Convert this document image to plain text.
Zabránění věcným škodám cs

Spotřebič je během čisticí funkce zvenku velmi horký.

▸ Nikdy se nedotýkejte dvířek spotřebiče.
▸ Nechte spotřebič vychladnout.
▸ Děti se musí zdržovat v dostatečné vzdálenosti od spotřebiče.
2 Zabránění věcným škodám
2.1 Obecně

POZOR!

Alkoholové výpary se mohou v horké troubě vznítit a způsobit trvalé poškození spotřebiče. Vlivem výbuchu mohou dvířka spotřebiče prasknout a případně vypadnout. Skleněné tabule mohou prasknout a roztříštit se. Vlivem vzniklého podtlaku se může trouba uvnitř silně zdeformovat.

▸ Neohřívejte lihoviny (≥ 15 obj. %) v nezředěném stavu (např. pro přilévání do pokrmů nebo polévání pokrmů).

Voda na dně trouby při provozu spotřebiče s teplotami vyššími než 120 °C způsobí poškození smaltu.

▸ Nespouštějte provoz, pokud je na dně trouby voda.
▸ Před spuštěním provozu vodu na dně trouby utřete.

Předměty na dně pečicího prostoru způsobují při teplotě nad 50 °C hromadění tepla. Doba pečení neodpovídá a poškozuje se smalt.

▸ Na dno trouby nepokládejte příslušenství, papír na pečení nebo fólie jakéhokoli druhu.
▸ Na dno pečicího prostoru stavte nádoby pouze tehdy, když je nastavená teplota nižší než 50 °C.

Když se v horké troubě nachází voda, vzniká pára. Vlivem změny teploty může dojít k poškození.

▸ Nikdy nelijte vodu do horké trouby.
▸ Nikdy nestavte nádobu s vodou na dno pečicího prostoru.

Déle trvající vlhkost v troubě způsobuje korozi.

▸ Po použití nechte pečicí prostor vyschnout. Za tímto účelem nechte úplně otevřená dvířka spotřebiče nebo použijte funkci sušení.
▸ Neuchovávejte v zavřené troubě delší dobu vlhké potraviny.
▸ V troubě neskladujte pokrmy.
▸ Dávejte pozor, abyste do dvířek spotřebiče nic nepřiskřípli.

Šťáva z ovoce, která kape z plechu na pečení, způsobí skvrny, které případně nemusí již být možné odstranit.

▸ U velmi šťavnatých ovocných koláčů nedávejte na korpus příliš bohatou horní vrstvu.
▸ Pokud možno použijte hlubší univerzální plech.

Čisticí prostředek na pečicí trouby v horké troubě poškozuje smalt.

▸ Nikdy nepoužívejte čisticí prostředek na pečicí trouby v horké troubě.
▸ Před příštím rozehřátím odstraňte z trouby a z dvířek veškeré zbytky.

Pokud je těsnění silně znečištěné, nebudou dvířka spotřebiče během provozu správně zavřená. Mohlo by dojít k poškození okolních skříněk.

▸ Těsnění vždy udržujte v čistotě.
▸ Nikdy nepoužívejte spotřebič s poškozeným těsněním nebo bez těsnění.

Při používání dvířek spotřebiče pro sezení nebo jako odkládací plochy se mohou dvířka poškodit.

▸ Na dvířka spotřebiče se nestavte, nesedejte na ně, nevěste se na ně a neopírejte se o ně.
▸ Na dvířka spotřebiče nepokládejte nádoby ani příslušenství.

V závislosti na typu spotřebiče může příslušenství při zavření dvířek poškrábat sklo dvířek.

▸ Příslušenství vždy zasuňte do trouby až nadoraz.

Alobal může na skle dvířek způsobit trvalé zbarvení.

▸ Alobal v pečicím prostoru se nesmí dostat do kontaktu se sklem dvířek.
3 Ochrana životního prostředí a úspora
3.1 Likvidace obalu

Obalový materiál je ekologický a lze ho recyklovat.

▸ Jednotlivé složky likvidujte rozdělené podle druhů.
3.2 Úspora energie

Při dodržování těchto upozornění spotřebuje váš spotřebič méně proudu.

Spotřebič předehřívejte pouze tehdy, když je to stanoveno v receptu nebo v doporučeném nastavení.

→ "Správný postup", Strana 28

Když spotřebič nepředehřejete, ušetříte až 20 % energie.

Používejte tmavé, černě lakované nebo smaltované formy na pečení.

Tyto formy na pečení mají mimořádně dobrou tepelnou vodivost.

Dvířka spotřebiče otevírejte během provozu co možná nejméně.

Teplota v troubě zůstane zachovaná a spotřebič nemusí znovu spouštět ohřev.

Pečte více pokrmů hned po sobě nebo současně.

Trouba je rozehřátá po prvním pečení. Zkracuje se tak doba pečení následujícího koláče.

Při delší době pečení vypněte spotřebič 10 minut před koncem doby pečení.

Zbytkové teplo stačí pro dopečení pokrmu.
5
--
Find the word "dvířek" in the data and show each line that holds it.

▸ Nikdy se nedotýkejte dvířek spotřebiče.
▸ Dávejte pozor, abyste do dvířek spotřebiče nic nepřiskřípli.
▸ Před příštím rozehřátím odstraňte z trouby a z dvířek veškeré zbytky.
Při používání dvířek spotřebiče pro sezení nebo jako odkládací plochy se mohou dvířka poškodit.
V závislosti na typu spotřebiče může příslušenství při zavření dvířek poškrábat sklo dvířek.
Alobal může na skle dvířek způsobit trvalé zbarvení.
▸ Alobal v pečicím prostoru se nesmí dostat do kontaktu se sklem dvířek.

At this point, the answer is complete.